PROBLEM TO WORK ON: Each record below should be output verbatim, without pictures.

* * * * * * *

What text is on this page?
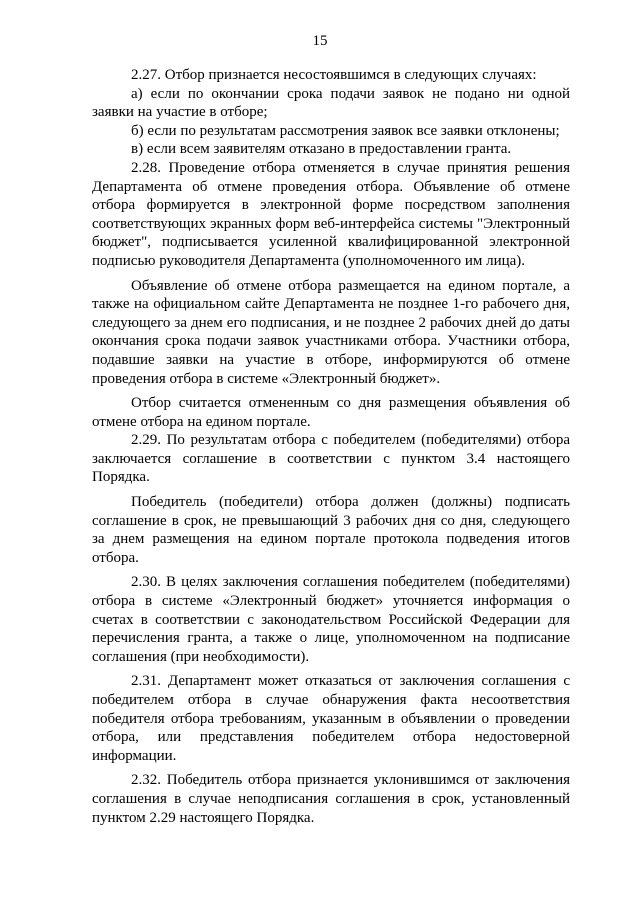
15

2.27. Отбор признается несостоявшимся в следующих случаях:

а) если по окончании срока подачи заявок не подано ни одной заявки на участие в отборе;

б) если по результатам рассмотрения заявок все заявки отклонены;

в) если всем заявителям отказано в предоставлении гранта.

2.28. Проведение отбора отменяется в случае принятия решения Департамента об отмене проведения отбора. Объявление об отмене отбора формируется в электронной форме посредством заполнения соответствующих экранных форм веб-интерфейса системы "Электронный бюджет", подписывается усиленной квалифицированной электронной подписью руководителя Департамента (уполномоченного им лица).

Объявление об отмене отбора размещается на едином портале, а также на официальном сайте Департамента не позднее 1-го рабочего дня, следующего за днем его подписания, и не позднее 2 рабочих дней до даты окончания срока подачи заявок участниками отбора. Участники отбора, подавшие заявки на участие в отборе, информируются об отмене проведения отбора в системе «Электронный бюджет».

Отбор считается отмененным со дня размещения объявления об отмене отбора на едином портале.

2.29. По результатам отбора с победителем (победителями) отбора заключается соглашение в соответствии с пунктом 3.4 настоящего Порядка.

Победитель (победители) отбора должен (должны) подписать соглашение в срок, не превышающий 3 рабочих дня со дня, следующего за днем размещения на едином портале протокола подведения итогов отбора.

2.30. В целях заключения соглашения победителем (победителями) отбора в системе «Электронный бюджет» уточняется информация о счетах в соответствии с законодательством Российской Федерации для перечисления гранта, а также о лице, уполномоченном на подписание соглашения (при необходимости).

2.31. Департамент может отказаться от заключения соглашения с победителем отбора в случае обнаружения факта несоответствия победителя отбора требованиям, указанным в объявлении о проведении отбора, или представления победителем отбора недостоверной информации.

2.32. Победитель отбора признается уклонившимся от заключения соглашения в случае неподписания соглашения в срок, установленный пунктом 2.29 настоящего Порядка.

* * * * * * *

ANSWER FOR THIS EXERCISE:
What text is on this page?
15

2.27. Отбор признается несостоявшимся в следующих случаях:

а) если по окончании срока подачи заявок не подано ни одной заявки на участие в отборе;

б) если по результатам рассмотрения заявок все заявки отклонены;

в) если всем заявителям отказано в предоставлении гранта.

2.28. Проведение отбора отменяется в случае принятия решения Департамента об отмене проведения отбора. Объявление об отмене отбора формируется в электронной форме посредством заполнения соответствующих экранных форм веб-интерфейса системы "Электронный бюджет", подписывается усиленной квалифицированной электронной подписью руководителя Департамента (уполномоченного им лица).

Объявление об отмене отбора размещается на едином портале, а также на официальном сайте Департамента не позднее 1-го рабочего дня, следующего за днем его подписания, и не позднее 2 рабочих дней до даты окончания срока подачи заявок участниками отбора. Участники отбора, подавшие заявки на участие в отборе, информируются об отмене проведения отбора в системе «Электронный бюджет».

Отбор считается отмененным со дня размещения объявления об отмене отбора на едином портале.

2.29. По результатам отбора с победителем (победителями) отбора заключается соглашение в соответствии с пунктом 3.4 настоящего Порядка.

Победитель (победители) отбора должен (должны) подписать соглашение в срок, не превышающий 3 рабочих дня со дня, следующего за днем размещения на едином портале протокола подведения итогов отбора.

2.30. В целях заключения соглашения победителем (победителями) отбора в системе «Электронный бюджет» уточняется информация о счетах в соответствии с законодательством Российской Федерации для перечисления гранта, а также о лице, уполномоченном на подписание соглашения (при необходимости).

2.31. Департамент может отказаться от заключения соглашения с победителем отбора в случае обнаружения факта несоответствия победителя отбора требованиям, указанным в объявлении о проведении отбора, или представления победителем отбора недостоверной информации.

2.32. Победитель отбора признается уклонившимся от заключения соглашения в случае неподписания соглашения в срок, установленный пунктом 2.29 настоящего Порядка.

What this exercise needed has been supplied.